→ **WHAT THE EXERCISE ASKS**: All lines below must be repeated exactly, with the pictures omitted.

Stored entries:
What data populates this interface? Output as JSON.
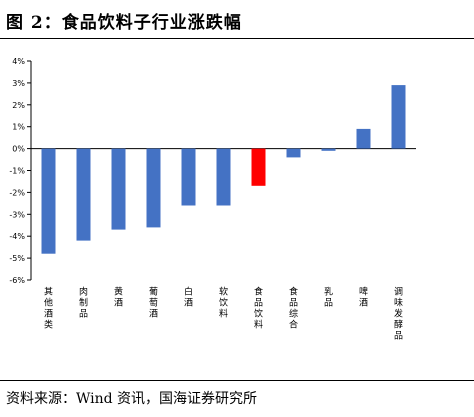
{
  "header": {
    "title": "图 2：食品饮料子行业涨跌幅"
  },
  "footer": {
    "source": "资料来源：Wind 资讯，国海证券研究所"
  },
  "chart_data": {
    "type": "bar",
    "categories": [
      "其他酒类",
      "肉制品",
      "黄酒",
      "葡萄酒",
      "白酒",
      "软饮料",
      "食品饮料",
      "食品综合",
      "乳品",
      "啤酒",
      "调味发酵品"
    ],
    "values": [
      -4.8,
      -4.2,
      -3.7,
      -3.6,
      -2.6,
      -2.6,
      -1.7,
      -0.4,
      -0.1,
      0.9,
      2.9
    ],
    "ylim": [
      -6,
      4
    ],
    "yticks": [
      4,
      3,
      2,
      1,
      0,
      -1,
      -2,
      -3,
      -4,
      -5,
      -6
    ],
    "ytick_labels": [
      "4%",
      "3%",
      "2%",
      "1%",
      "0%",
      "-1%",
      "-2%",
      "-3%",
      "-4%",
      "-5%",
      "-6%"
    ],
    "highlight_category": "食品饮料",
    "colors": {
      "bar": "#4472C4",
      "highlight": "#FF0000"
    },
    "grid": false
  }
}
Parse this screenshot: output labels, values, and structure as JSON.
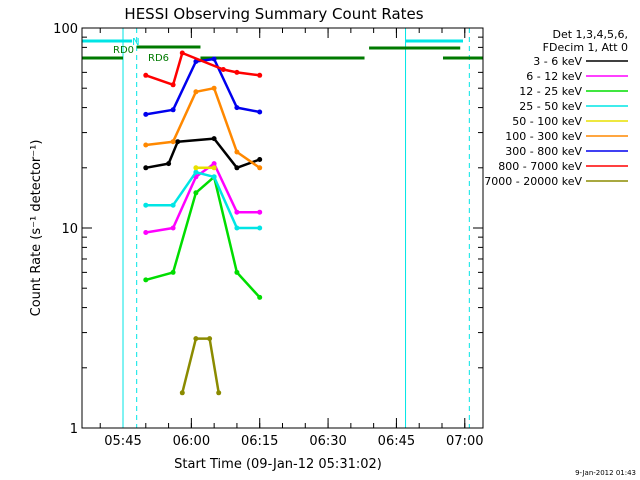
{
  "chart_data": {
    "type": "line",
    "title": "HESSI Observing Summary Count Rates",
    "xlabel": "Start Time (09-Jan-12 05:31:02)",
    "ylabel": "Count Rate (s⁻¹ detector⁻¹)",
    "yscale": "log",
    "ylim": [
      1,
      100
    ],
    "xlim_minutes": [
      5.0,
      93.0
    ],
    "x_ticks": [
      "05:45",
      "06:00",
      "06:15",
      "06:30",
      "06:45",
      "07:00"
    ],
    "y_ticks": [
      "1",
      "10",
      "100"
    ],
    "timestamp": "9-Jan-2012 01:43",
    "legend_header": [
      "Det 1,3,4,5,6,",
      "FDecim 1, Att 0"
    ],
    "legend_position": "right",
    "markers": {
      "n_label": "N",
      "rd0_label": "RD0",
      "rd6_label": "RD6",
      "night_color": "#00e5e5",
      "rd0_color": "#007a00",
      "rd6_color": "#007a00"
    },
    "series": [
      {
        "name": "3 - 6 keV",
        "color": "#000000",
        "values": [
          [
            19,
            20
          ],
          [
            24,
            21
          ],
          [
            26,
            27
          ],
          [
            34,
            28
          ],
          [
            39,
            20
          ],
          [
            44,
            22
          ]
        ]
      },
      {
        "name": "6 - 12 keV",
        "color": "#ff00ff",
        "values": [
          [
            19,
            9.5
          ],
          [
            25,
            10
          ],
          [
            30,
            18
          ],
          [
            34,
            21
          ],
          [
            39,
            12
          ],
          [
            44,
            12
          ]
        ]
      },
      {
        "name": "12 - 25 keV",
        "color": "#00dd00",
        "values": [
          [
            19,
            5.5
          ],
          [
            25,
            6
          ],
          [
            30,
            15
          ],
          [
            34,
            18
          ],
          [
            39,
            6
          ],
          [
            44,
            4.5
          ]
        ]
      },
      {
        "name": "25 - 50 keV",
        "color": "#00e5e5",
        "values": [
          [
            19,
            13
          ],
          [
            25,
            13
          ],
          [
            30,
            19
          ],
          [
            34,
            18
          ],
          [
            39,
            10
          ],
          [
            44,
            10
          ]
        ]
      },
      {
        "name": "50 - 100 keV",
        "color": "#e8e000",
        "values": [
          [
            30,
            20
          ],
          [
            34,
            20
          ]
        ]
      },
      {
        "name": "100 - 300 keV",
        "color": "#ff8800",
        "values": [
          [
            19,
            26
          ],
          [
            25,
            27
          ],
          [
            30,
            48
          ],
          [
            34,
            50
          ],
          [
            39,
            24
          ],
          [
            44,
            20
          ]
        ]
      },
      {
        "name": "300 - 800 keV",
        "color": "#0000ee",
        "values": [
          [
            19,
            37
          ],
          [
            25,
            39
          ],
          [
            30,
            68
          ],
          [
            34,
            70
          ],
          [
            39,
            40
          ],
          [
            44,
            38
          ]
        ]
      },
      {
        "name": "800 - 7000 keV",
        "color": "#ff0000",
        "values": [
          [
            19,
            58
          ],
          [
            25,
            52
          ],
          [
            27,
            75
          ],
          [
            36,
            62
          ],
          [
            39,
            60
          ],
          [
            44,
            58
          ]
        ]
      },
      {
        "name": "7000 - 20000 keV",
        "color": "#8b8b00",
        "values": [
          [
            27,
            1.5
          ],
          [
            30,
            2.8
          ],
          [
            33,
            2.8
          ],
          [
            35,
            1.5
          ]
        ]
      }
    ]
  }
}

→ **RESULT BELOW**:
What data populates this interface? Output as JSON.
{
  "header": {
    "title": "图 2：食品饮料子行业涨跌幅"
  },
  "footer": {
    "source": "资料来源：Wind 资讯，国海证券研究所"
  },
  "chart_data": {
    "type": "bar",
    "categories": [
      "其他酒类",
      "肉制品",
      "黄酒",
      "葡萄酒",
      "白酒",
      "软饮料",
      "食品饮料",
      "食品综合",
      "乳品",
      "啤酒",
      "调味发酵品"
    ],
    "values": [
      -4.8,
      -4.2,
      -3.7,
      -3.6,
      -2.6,
      -2.6,
      -1.7,
      -0.4,
      -0.1,
      0.9,
      2.9
    ],
    "ylim": [
      -6,
      4
    ],
    "yticks": [
      4,
      3,
      2,
      1,
      0,
      -1,
      -2,
      -3,
      -4,
      -5,
      -6
    ],
    "ytick_labels": [
      "4%",
      "3%",
      "2%",
      "1%",
      "0%",
      "-1%",
      "-2%",
      "-3%",
      "-4%",
      "-5%",
      "-6%"
    ],
    "highlight_category": "食品饮料",
    "colors": {
      "bar": "#4472C4",
      "highlight": "#FF0000"
    },
    "grid": false
  }
}
Parse this screenshot: output labels, values, and structure as JSON.
{
  "chart_data": {
    "type": "line",
    "title": "HESSI Observing Summary Count Rates",
    "xlabel": "Start Time (09-Jan-12 05:31:02)",
    "ylabel": "Count Rate (s⁻¹ detector⁻¹)",
    "yscale": "log",
    "ylim": [
      1,
      100
    ],
    "xlim_minutes": [
      5.0,
      93.0
    ],
    "x_ticks": [
      "05:45",
      "06:00",
      "06:15",
      "06:30",
      "06:45",
      "07:00"
    ],
    "y_ticks": [
      "1",
      "10",
      "100"
    ],
    "timestamp": "9-Jan-2012 01:43",
    "legend_header": [
      "Det 1,3,4,5,6,",
      "FDecim 1, Att 0"
    ],
    "legend_position": "right",
    "markers": {
      "n_label": "N",
      "rd0_label": "RD0",
      "rd6_label": "RD6",
      "night_color": "#00e5e5",
      "rd0_color": "#007a00",
      "rd6_color": "#007a00"
    },
    "series": [
      {
        "name": "3 - 6 keV",
        "color": "#000000",
        "values": [
          [
            19,
            20
          ],
          [
            24,
            21
          ],
          [
            26,
            27
          ],
          [
            34,
            28
          ],
          [
            39,
            20
          ],
          [
            44,
            22
          ]
        ]
      },
      {
        "name": "6 - 12 keV",
        "color": "#ff00ff",
        "values": [
          [
            19,
            9.5
          ],
          [
            25,
            10
          ],
          [
            30,
            18
          ],
          [
            34,
            21
          ],
          [
            39,
            12
          ],
          [
            44,
            12
          ]
        ]
      },
      {
        "name": "12 - 25 keV",
        "color": "#00dd00",
        "values": [
          [
            19,
            5.5
          ],
          [
            25,
            6
          ],
          [
            30,
            15
          ],
          [
            34,
            18
          ],
          [
            39,
            6
          ],
          [
            44,
            4.5
          ]
        ]
      },
      {
        "name": "25 - 50 keV",
        "color": "#00e5e5",
        "values": [
          [
            19,
            13
          ],
          [
            25,
            13
          ],
          [
            30,
            19
          ],
          [
            34,
            18
          ],
          [
            39,
            10
          ],
          [
            44,
            10
          ]
        ]
      },
      {
        "name": "50 - 100 keV",
        "color": "#e8e000",
        "values": [
          [
            30,
            20
          ],
          [
            34,
            20
          ]
        ]
      },
      {
        "name": "100 - 300 keV",
        "color": "#ff8800",
        "values": [
          [
            19,
            26
          ],
          [
            25,
            27
          ],
          [
            30,
            48
          ],
          [
            34,
            50
          ],
          [
            39,
            24
          ],
          [
            44,
            20
          ]
        ]
      },
      {
        "name": "300 - 800 keV",
        "color": "#0000ee",
        "values": [
          [
            19,
            37
          ],
          [
            25,
            39
          ],
          [
            30,
            68
          ],
          [
            34,
            70
          ],
          [
            39,
            40
          ],
          [
            44,
            38
          ]
        ]
      },
      {
        "name": "800 - 7000 keV",
        "color": "#ff0000",
        "values": [
          [
            19,
            58
          ],
          [
            25,
            52
          ],
          [
            27,
            75
          ],
          [
            36,
            62
          ],
          [
            39,
            60
          ],
          [
            44,
            58
          ]
        ]
      },
      {
        "name": "7000 - 20000 keV",
        "color": "#8b8b00",
        "values": [
          [
            27,
            1.5
          ],
          [
            30,
            2.8
          ],
          [
            33,
            2.8
          ],
          [
            35,
            1.5
          ]
        ]
      }
    ]
  }
}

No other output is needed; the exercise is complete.